Your tasks:
a – In the patent excerpt on slime control agent dosing, reproduce word for word the part that opens with the words containing "[2] The chemical" and closes with "membrane system changes.".
b – Shorten the paragraph beginning "Regarding a method of controlling the amount of a slime control agent added" in the patent excerpt on slime control agent dosing, keeping its main facts.
c – Extend the patent excerpt on slime control agent dosing, picking up after its final numbered aspect.

Text excerpt:

▬▬▬▬▬▬

In particular, in order to address problems of the RO membrane, a method in which, in addition to a composite chlorine-based oxidizing agent such as chloramine and sodium chlorosulfamate, a slime control agent including a composite bromine-based oxidizing agent and a compound that prevents proliferation of microorganisms such as an isothiazolone-based compound is added and proliferation of microorganisms is prevented is used.
Regarding a method of controlling the amount of a slime control agent added, Patent Literature 1 describes that a differential pressure on a non-permeable side of an RO membrane unit is measured, and the chemical dosage is set to be different according to whether the differential pressure is lower or higher than the reference value.
Patent Literature 2 describes that the respiratory activity of chemically-infused water-based slime and microorganisms is measured, and the chemical dosage is controlled according to the measured value.
Patent Literature 3 describes a method in which a chemical dosage (chemical dosage) is reduced by so-called intermittent addition in which a time over which a slime control agent is added (addition period) and a time over which a slime control agent is not added (non-addition period) are set.
Japanese Patent Laid-Open No. 2011-224543
Japanese Patent Laid-Open No. 2012-210612
PCT International Publication No. WO2013/005787
An objective of the present invention is to provide a chemical dosing control method that is used to quickly determine an optimal amount of a slime control agent added to a water system and can achieve stable slime reduction according to the variation in slime load and the variation in the flow rate of water to be treated.
The aspects of the present invention are as follows.
[1] A chemical dosing control method of controlling a chemical dosage of a slime control agent added to water to be treated supplied to a reverse osmosis membrane system, including controlling the chemical dosage based on a rate of change in an index value related to fouling of the reverse osmosis membrane system.
[2] The chemical dosing control method according to [1], wherein the chemical dosage is controlled so that the concentration of the slime control agent contained in the water to be treated supplied to the reverse osmosis membrane system changes.
[3] The chemical dosing control method according to [1], wherein addition of the slime control agent to the water to be treated is intermittent addition including an addition process and a pause process, and wherein the chemical dosage is controlled by changing a time of at least one of the intermittent process and the pause process.
[4] The chemical dosing control method according to any one of [1] to [3], wherein the rate of change in the index value has a positive correlation with a progress rate of fouling, and wherein, when an average rate of change in the index value in a set sampling period is equal to or less than a threshold value A, the chemical dosage is reduced by a specified amount.
[5] The chemical dosing control method according to [4], wherein an optimal chemical dosing level search mode is provided in which a plurality of chemical dosing levels with different chemical dosages are set, when control starts, chemical dosing starts at a predetermined chemical dosing level that is preset, and whenever the sampling period elapses, the average rate of change in the index value in the sampling period is compared with the threshold value A, when the average rate of change is equal to or less than the threshold value A, a process of reducing the chemical dosage to a level one or more steps lower is repeatedly performed, and when the average rate of change exceeds the threshold value A, the chemical dosing level is maintained without change, or the chemical dosage is increased to a level one or more steps higher, and the chemical dosing level is set as an optimal chemical dosing level.
[6] The chemical dosing control method according to [5], wherein a stable operation mode is provided in which an operation continues at the optimal chemical dosing level after the optimal chemical dosing level is determined in the optimal chemical dosing level search mode.

▬▬▬▬▬▬

Source data:
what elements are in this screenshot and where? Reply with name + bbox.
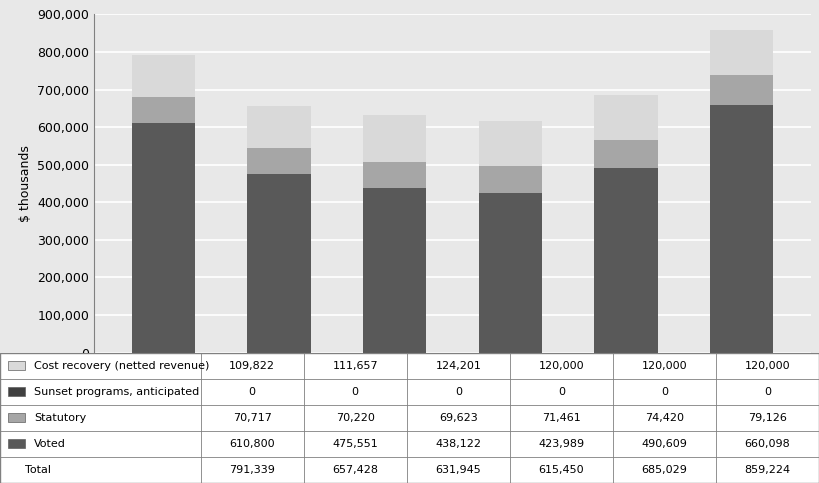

▬▬▬▬▬▬

Task-by-task outputs:
a –
[2] The chemical dosing control method according to [1], wherein the chemical dosage is controlled so that the concentration of the slime control agent contained in the water to be treated supplied to the reverse osmosis membrane system changes.

b – Patent Literature 1 measures the differential pressure on the non-permeable side of an RO membrane unit and uses a different chemical dosage depending on whether that pressure is below or above a reference value.

c –
[7] The chemical dosing control method according to [6], wherein, in the stable operation mode, whenever the set sampling period elapses, the average rate of change in the sampling period is compared with the threshold value A, and when the average rate of change is equal to or less than the threshold value A, a process of continuing an operation with the same chemical dosing level is repeatedly performed, and in the operation with the same chemical dosing level, when comparison between the average rate of change and the threshold value A has been consecutively performed n times, the chemical dosage is reduced to a level one or more steps lower.
[8] The chemical dosing control method according to any one of [1] to [4], wherein a stable operation mode is provided in which a plurality of chemical dosing levels with different chemical dosages are set, chemical dosing is performed at a predetermined chemical dosing level, and whenever the sampling period elapses, the average rate of change in the sampling period is compared with the threshold value A, and when the average rate of change is equal to or less than the threshold value A, a process of continuing an operation with the same chemical dosing level is repeatedly performed, and in the operation with the same chemical dosing level, when comparison between the average rate of change and the threshold value A has been consecutively performed n times, the chemical dosage is reduced to a level one or more steps lower.
[9] The chemical dosing control method according to any one of [6] to [8], wherein, in the stable operation mode, whenever the sampling period elapses, the average rate of change is compared with the threshold value A, and when the average rate of change is larger than the threshold value A, the chemical dosage is increased to a level j steps higher (j is an integer of 1 or more).
[10] The chemical dosing control method according to [9], wherein, in the stable operation mode, for the threshold value, a threshold value B larger than the threshold value A is set, wherein, whenever the sampling period elapses, the average rate of change is compared with the threshold value B, and wherein, when the average rate of change is larger than the threshold value B, the chemical dosage is increased to a level m steps higher (m is an integer of 2 or more).
[11] The chemical dosing control method according to any one of [1] to [10], wherein the index value is a differential pressure or water supply pressure on a non-permeable side of the reverse osmosis membrane system.
[12] The chemical dosing control method according to any one of [1] to [3], wherein the average rate of change in the index value has a negative correlation with a progress rate of fouling, and when an average rate of change in the index value in the set sampling period is equal to or larger than a threshold value A, the chemical dosage is reduced by a specified amount.
According to the present invention, a chemical dosage is automatically adjusted to an optimal amount when addition of a slime control agent starts.
According to an aspect of the present invention, when a differential pressure increase is observed after the chemical dosage is stable, the chemical dosage is automatically switched to an appropriate value.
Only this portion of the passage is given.